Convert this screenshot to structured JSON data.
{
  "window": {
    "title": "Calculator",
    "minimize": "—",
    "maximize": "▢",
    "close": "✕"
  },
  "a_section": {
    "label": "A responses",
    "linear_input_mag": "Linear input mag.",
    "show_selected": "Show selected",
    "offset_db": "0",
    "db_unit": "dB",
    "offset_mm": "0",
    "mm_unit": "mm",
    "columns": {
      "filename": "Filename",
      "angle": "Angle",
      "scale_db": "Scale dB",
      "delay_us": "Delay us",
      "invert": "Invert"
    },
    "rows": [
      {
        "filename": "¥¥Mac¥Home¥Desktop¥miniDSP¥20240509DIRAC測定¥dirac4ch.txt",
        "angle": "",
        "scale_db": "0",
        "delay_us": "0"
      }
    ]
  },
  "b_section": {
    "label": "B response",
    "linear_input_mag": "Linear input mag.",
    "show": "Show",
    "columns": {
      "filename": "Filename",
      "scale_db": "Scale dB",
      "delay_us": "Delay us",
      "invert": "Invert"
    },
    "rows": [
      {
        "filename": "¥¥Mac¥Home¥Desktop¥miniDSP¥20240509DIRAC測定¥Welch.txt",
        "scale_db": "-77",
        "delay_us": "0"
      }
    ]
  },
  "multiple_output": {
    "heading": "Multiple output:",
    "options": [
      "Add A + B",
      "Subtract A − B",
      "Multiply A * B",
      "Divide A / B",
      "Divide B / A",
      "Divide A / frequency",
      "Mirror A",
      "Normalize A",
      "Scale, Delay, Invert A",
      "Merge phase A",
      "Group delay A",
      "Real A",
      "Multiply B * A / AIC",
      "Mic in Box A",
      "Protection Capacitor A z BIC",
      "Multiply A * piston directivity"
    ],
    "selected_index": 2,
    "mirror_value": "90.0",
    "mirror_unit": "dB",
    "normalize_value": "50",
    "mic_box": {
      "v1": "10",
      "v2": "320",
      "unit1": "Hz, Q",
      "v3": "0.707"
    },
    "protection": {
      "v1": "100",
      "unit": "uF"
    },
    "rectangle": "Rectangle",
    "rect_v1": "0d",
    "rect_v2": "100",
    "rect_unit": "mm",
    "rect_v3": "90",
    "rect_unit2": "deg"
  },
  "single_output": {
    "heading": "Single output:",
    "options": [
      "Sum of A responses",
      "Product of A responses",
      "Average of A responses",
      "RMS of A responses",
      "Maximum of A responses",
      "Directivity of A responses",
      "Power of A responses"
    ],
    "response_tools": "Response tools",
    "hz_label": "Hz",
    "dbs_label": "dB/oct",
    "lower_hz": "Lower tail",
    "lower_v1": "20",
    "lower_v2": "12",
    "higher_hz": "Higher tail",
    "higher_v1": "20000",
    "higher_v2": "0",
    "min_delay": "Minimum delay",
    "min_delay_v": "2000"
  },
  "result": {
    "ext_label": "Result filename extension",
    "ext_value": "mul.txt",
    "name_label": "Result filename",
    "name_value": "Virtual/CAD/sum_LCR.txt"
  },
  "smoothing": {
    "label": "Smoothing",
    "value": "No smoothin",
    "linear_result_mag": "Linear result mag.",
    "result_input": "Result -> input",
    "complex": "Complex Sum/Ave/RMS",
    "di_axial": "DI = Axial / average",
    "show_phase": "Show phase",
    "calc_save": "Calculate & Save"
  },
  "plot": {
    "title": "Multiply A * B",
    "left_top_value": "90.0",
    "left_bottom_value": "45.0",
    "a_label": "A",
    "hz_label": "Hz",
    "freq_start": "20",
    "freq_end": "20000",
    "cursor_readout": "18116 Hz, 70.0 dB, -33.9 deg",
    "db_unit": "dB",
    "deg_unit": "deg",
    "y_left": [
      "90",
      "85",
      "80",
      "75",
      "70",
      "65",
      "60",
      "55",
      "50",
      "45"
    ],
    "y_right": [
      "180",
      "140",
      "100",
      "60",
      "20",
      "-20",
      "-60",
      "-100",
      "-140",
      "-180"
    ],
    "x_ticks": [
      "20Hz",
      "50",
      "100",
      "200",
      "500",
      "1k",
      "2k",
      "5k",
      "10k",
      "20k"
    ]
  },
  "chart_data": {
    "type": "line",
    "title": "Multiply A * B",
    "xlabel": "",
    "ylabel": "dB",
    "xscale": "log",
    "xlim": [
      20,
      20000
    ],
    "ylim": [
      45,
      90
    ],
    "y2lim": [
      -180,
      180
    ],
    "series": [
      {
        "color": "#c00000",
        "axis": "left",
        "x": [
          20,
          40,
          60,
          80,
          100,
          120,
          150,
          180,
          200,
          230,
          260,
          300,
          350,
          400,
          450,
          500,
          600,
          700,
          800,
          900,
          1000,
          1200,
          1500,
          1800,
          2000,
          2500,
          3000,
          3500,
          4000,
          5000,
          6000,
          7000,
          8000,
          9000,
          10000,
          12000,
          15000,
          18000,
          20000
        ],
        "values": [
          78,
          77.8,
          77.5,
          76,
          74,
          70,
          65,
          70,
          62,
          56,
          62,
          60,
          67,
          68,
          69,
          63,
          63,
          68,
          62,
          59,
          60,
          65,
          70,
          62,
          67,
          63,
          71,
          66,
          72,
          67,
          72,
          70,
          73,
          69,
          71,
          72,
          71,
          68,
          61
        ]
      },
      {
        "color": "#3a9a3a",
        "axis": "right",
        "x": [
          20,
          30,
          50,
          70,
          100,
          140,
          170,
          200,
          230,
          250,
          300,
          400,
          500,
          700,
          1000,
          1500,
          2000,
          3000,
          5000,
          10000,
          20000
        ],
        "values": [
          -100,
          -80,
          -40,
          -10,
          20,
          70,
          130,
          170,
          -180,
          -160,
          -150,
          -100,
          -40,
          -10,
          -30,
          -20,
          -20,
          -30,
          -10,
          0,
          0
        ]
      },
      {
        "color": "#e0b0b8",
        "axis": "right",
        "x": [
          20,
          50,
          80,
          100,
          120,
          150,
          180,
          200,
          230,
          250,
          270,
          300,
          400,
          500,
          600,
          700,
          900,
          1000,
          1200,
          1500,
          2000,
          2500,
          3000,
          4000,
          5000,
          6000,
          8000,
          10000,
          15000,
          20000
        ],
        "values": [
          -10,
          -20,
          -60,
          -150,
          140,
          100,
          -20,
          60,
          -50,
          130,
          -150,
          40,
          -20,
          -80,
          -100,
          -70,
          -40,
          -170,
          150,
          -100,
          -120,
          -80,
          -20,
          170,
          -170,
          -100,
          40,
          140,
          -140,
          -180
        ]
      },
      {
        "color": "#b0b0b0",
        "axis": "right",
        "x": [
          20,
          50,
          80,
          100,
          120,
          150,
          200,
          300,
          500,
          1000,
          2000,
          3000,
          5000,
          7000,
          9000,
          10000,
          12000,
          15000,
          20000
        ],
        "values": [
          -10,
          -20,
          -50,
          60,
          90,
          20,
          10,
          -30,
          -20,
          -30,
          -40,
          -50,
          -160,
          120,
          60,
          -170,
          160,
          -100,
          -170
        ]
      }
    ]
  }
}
•••
» TASK BRIEF
Each line holding "Show" must be found and copied.

» FULL RESPONSE
    "show_selected": "Show selected",
    "show": "Show",
    "show_phase": "Show phase",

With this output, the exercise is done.